**DIRECTIVE:** Go through the listing below and gather every line with the word "dapat".

**GIVEN RECORDS:**

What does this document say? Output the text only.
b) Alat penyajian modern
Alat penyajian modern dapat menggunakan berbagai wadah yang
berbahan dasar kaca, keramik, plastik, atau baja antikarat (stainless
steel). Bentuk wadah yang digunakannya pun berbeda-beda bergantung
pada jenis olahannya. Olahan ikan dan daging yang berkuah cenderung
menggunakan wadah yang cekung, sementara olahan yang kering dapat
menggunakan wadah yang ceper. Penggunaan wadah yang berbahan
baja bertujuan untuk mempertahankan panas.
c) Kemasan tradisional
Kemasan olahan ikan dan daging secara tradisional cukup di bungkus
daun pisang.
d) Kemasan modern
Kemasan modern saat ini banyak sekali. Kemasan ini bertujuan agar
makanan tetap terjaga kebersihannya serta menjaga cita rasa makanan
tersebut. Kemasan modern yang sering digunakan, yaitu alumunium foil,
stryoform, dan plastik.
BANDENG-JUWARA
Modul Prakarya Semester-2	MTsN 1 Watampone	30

**RESPONSE:**
Alat penyajian modern dapat menggunakan berbagai wadah yang
menggunakan wadah yang cekung, sementara olahan yang kering dapat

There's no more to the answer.